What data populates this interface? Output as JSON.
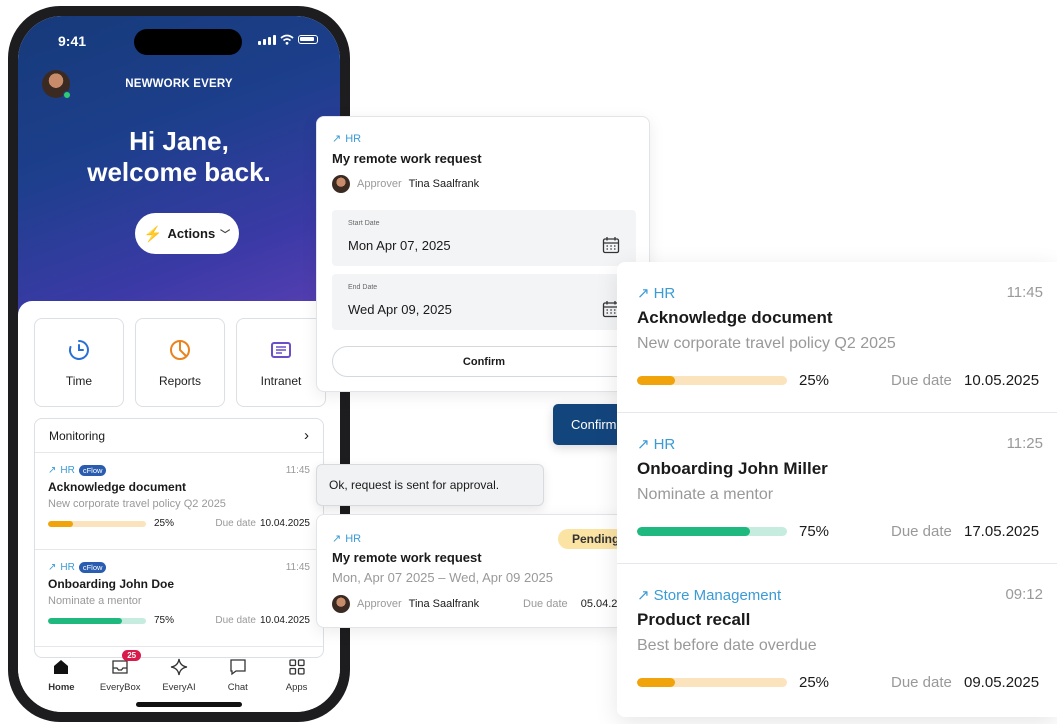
{
  "status": {
    "time": "9:41"
  },
  "app": {
    "brand": "NEWWORK EVERY",
    "greeting_line1": "Hi Jane,",
    "greeting_line2": "welcome back.",
    "actions_label": "Actions"
  },
  "tiles": [
    {
      "label": "Time",
      "icon": "clock-icon"
    },
    {
      "label": "Reports",
      "icon": "pie-chart-icon"
    },
    {
      "label": "Intranet",
      "icon": "newspaper-icon"
    }
  ],
  "monitoring": {
    "title": "Monitoring",
    "items": [
      {
        "tag": "HR",
        "badge": "cFlow",
        "time": "11:45",
        "title": "Acknowledge document",
        "subtitle": "New corporate travel policy Q2 2025",
        "progress": 0.25,
        "percent": "25%",
        "due_label": "Due date",
        "due": "10.04.2025",
        "color": "#f0a30a"
      },
      {
        "tag": "HR",
        "badge": "cFlow",
        "time": "11:45",
        "title": "Onboarding John Doe",
        "subtitle": "Nominate a mentor",
        "progress": 0.75,
        "percent": "75%",
        "due_label": "Due date",
        "due": "10.04.2025",
        "color": "#1fb87f"
      }
    ]
  },
  "tabbar": [
    {
      "label": "Home",
      "icon": "home-icon"
    },
    {
      "label": "EveryBox",
      "icon": "inbox-icon",
      "badge": "25"
    },
    {
      "label": "EveryAI",
      "icon": "sparkle-icon"
    },
    {
      "label": "Chat",
      "icon": "chat-icon"
    },
    {
      "label": "Apps",
      "icon": "apps-grid-icon"
    }
  ],
  "request": {
    "tag": "HR",
    "title": "My remote work request",
    "approver_label": "Approver",
    "approver": "Tina Saalfrank",
    "start_label": "Start Date",
    "start_value": "Mon Apr 07, 2025",
    "end_label": "End Date",
    "end_value": "Wed Apr 09, 2025",
    "confirm_label": "Confirm"
  },
  "confirm_button": "Confirm",
  "toast": "Ok, request is sent for approval.",
  "pending": {
    "tag": "HR",
    "status": "Pending",
    "title": "My remote work request",
    "dates": "Mon, Apr 07 2025 – Wed, Apr 09 2025",
    "approver_label": "Approver",
    "approver": "Tina Saalfrank",
    "due_label": "Due date",
    "due": "05.04.2"
  },
  "tasks": [
    {
      "tag": "HR",
      "time": "11:45",
      "title": "Acknowledge document",
      "subtitle": "New corporate travel policy Q2 2025",
      "progress": 0.25,
      "percent": "25%",
      "due_label": "Due date",
      "due": "10.05.2025",
      "color": "#f0a30a",
      "track": "#fbe3bd"
    },
    {
      "tag": "HR",
      "time": "11:25",
      "title": "Onboarding John Miller",
      "subtitle": "Nominate a mentor",
      "progress": 0.75,
      "percent": "75%",
      "due_label": "Due date",
      "due": "17.05.2025",
      "color": "#1fb87f",
      "track": "#c6ece0"
    },
    {
      "tag": "Store Management",
      "time": "09:12",
      "title": "Product recall",
      "subtitle": "Best before date overdue",
      "progress": 0.25,
      "percent": "25%",
      "due_label": "Due date",
      "due": "09.05.2025",
      "color": "#f0a30a",
      "track": "#fbe3bd"
    }
  ],
  "colors": {
    "accent_blue": "#13457d",
    "tag_blue": "#3a9bd5",
    "badge_red": "#d81b4a",
    "pending_yellow": "#fbe3a4"
  }
}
::::::
▶ Written instruction:
Among the lines of the listing, how many hold the string "request"? Respond with only the number.

▶ Written solution:
4